> [Data supplied]
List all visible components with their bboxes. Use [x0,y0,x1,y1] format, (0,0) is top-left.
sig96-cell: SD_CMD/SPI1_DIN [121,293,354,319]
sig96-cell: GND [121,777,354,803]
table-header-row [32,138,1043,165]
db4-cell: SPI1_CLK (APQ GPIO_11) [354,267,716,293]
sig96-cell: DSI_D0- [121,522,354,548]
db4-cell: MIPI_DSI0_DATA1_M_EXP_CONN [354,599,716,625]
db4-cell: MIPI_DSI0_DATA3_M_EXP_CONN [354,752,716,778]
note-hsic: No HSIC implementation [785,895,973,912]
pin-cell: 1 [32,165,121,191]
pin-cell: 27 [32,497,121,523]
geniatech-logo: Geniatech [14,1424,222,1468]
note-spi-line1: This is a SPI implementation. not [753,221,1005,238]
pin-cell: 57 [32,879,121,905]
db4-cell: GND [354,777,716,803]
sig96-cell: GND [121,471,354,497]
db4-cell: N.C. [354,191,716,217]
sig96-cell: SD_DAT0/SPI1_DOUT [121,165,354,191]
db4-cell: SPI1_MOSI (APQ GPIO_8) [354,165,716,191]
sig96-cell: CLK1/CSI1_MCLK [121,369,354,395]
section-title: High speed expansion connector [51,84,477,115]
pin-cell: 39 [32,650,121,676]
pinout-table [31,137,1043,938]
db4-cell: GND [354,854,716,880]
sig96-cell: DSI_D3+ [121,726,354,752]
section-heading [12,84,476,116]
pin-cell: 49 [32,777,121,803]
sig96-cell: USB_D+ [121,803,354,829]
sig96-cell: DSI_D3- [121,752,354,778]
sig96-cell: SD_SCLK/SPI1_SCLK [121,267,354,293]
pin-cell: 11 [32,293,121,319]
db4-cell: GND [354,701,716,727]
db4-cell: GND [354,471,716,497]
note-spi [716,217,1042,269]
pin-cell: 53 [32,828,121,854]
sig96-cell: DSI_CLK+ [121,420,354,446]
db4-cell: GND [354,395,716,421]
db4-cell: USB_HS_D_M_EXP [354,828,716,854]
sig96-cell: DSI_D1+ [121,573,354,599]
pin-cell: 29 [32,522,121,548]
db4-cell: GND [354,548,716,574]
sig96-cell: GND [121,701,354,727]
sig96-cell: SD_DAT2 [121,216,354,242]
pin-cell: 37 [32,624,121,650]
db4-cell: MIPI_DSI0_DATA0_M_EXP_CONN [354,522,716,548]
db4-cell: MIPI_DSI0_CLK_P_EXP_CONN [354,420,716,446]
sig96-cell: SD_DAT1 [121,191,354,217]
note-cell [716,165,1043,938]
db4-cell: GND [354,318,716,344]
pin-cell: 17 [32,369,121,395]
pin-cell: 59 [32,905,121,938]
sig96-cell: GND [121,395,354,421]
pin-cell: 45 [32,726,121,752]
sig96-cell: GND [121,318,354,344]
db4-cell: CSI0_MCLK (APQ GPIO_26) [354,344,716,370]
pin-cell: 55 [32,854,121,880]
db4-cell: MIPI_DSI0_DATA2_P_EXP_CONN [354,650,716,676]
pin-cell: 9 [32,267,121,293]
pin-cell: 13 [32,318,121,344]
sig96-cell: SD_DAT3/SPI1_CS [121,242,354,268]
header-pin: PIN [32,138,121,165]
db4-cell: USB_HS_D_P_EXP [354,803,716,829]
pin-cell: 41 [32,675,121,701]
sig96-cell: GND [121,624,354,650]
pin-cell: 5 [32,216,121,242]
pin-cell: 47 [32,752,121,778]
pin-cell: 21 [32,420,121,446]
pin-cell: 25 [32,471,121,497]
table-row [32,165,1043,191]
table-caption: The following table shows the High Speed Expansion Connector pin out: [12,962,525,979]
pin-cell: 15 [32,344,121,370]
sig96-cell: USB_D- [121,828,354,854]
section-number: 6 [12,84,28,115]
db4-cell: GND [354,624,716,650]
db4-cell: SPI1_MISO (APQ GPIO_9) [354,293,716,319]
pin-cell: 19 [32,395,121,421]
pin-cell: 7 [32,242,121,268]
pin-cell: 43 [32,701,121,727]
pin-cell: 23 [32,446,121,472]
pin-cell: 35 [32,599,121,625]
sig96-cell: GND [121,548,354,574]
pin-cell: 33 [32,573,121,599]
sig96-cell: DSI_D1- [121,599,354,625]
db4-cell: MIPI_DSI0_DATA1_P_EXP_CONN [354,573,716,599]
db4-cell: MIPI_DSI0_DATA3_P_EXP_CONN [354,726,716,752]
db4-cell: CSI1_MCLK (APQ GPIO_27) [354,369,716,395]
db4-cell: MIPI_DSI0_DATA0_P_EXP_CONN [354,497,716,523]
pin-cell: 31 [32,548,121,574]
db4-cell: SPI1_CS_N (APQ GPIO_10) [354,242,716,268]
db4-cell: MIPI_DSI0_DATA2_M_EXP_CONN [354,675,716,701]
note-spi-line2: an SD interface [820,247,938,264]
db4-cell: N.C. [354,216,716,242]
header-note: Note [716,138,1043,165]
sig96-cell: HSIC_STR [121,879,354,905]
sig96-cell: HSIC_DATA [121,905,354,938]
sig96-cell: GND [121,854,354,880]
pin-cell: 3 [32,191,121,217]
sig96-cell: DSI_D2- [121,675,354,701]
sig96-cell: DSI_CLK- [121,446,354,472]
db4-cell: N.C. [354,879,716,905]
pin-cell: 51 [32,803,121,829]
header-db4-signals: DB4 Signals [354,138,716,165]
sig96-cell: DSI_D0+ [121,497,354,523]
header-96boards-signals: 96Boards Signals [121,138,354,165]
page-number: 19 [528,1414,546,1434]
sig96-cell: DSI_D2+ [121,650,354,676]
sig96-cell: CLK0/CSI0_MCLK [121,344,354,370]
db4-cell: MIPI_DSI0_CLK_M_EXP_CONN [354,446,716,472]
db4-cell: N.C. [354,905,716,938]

> [Task to carry out] Output every line of the material above as a JSON array of strings, with one string per line and any blank lines skipped.

> [Solution for this problem]
[
  "List all visible components with their bboxes. Use [x0,y0,x1,y1] format, (0,0) is top-left.",
  "sig96-cell: SD_CMD/SPI1_DIN [121,293,354,319]",
  "sig96-cell: GND [121,777,354,803]",
  "table-header-row [32,138,1043,165]",
  "db4-cell: SPI1_CLK (APQ GPIO_11) [354,267,716,293]",
  "sig96-cell: DSI_D0- [121,522,354,548]",
  "db4-cell: MIPI_DSI0_DATA1_M_EXP_CONN [354,599,716,625]",
  "db4-cell: MIPI_DSI0_DATA3_M_EXP_CONN [354,752,716,778]",
  "note-hsic: No HSIC implementation [785,895,973,912]",
  "pin-cell: 1 [32,165,121,191]",
  "pin-cell: 27 [32,497,121,523]",
  "geniatech-logo: Geniatech [14,1424,222,1468]",
  "note-spi-line1: This is a SPI implementation. not [753,221,1005,238]",
  "pin-cell: 57 [32,879,121,905]",
  "db4-cell: GND [354,777,716,803]",
  "sig96-cell: GND [121,471,354,497]",
  "db4-cell: N.C. [354,191,716,217]",
  "sig96-cell: SD_DAT0/SPI1_DOUT [121,165,354,191]",
  "db4-cell: SPI1_MOSI (APQ GPIO_8) [354,165,716,191]",
  "sig96-cell: CLK1/CSI1_MCLK [121,369,354,395]",
  "section-title: High speed expansion connector [51,84,477,115]",
  "pin-cell: 39 [32,650,121,676]",
  "pinout-table [31,137,1043,938]",
  "db4-cell: GND [354,854,716,880]",
  "sig96-cell: DSI_D3+ [121,726,354,752]",
  "section-heading [12,84,476,116]",
  "pin-cell: 49 [32,777,121,803]",
  "sig96-cell: USB_D+ [121,803,354,829]",
  "sig96-cell: DSI_D3- [121,752,354,778]",
  "sig96-cell: SD_SCLK/SPI1_SCLK [121,267,354,293]",
  "pin-cell: 11 [32,293,121,319]",
  "db4-cell: GND [354,701,716,727]",
  "db4-cell: GND [354,471,716,497]",
  "note-spi [716,217,1042,269]",
  "pin-cell: 53 [32,828,121,854]",
  "sig96-cell: DSI_CLK+ [121,420,354,446]",
  "db4-cell: GND [354,395,716,421]",
  "db4-cell: USB_HS_D_M_EXP [354,828,716,854]",
  "sig96-cell: DSI_D1+ [121,573,354,599]",
  "pin-cell: 29 [32,522,121,548]",
  "db4-cell: GND [354,548,716,574]",
  "sig96-cell: GND [121,701,354,727]",
  "sig96-cell: SD_DAT2 [121,216,354,242]",
  "pin-cell: 37 [32,624,121,650]",
  "db4-cell: MIPI_DSI0_DATA0_M_EXP_CONN [354,522,716,548]",
  "db4-cell: MIPI_DSI0_CLK_P_EXP_CONN [354,420,716,446]",
  "sig96-cell: SD_DAT1 [121,191,354,217]",
  "note-cell [716,165,1043,938]",
  "db4-cell: GND [354,318,716,344]",
  "pin-cell: 17 [32,369,121,395]",
  "pin-cell: 59 [32,905,121,938]",
  "sig96-cell: GND [121,395,354,421]",
  "pin-cell: 45 [32,726,121,752]",
  "sig96-cell: GND [121,318,354,344]",
  "db4-cell: CSI0_MCLK (APQ GPIO_26) [354,344,716,370]",
  "pin-cell: 55 [32,854,121,880]",
  "db4-cell: MIPI_DSI0_DATA2_P_EXP_CONN [354,650,716,676]",
  "pin-cell: 9 [32,267,121,293]",
  "pin-cell: 13 [32,318,121,344]",
  "sig96-cell: SD_DAT3/SPI1_CS [121,242,354,268]",
  "header-pin: PIN [32,138,121,165]",
  "db4-cell: USB_HS_D_P_EXP [354,803,716,829]",
  "pin-cell: 41 [32,675,121,701]",
  "sig96-cell: GND [121,624,354,650]",
  "pin-cell: 5 [32,216,121,242]",
  "pin-cell: 47 [32,752,121,778]",
  "pin-cell: 21 [32,420,121,446]",
  "pin-cell: 25 [32,471,121,497]",
  "table-row [32,165,1043,191]",
  "table-caption: The following table shows the High Speed Expansion Connector pin out: [12,962,525,979]",
  "pin-cell: 15 [32,344,121,370]",
  "sig96-cell: USB_D- [121,828,354,854]",
  "section-number: 6 [12,84,28,115]",
  "db4-cell: GND [354,624,716,650]",
  "db4-cell: SPI1_MISO (APQ GPIO_9) [354,293,716,319]",
  "pin-cell: 19 [32,395,121,421]",
  "pin-cell: 7 [32,242,121,268]",
  "pin-cell: 43 [32,701,121,727]",
  "pin-cell: 23 [32,446,121,472]",
  "pin-cell: 35 [32,599,121,625]",
  "sig96-cell: GND [121,548,354,574]",
  "pin-cell: 33 [32,573,121,599]",
  "sig96-cell: DSI_D1- [121,599,354,625]",
  "db4-cell: MIPI_DSI0_DATA1_P_EXP_CONN [354,573,716,599]",
  "db4-cell: MIPI_DSI0_DATA3_P_EXP_CONN [354,726,716,752]",
  "db4-cell: CSI1_MCLK (APQ GPIO_27) [354,369,716,395]",
  "db4-cell: MIPI_DSI0_DATA0_P_EXP_CONN [354,497,716,523]",
  "pin-cell: 31 [32,548,121,574]",
  "db4-cell: SPI1_CS_N (APQ GPIO_10) [354,242,716,268]",
  "db4-cell: MIPI_DSI0_DATA2_M_EXP_CONN [354,675,716,701]",
  "note-spi-line2: an SD interface [820,247,938,264]",
  "db4-cell: N.C. [354,216,716,242]",
  "header-note: Note [716,138,1043,165]",
  "sig96-cell: HSIC_STR [121,879,354,905]",
  "sig96-cell: HSIC_DATA [121,905,354,938]",
  "sig96-cell: GND [121,854,354,880]",
  "pin-cell: 3 [32,191,121,217]",
  "sig96-cell: DSI_D2- [121,675,354,701]",
  "sig96-cell: DSI_CLK- [121,446,354,472]",
  "db4-cell: N.C. [354,879,716,905]",
  "pin-cell: 51 [32,803,121,829]",
  "header-db4-signals: DB4 Signals [354,138,716,165]",
  "sig96-cell: DSI_D0+ [121,497,354,523]",
  "header-96boards-signals: 96Boards Signals [121,138,354,165]",
  "page-number: 19 [528,1414,546,1434]",
  "sig96-cell: DSI_D2+ [121,650,354,676]",
  "sig96-cell: CLK0/CSI0_MCLK [121,344,354,370]",
  "db4-cell: MIPI_DSI0_CLK_M_EXP_CONN [354,446,716,472]",
  "db4-cell: N.C. [354,905,716,938]"
]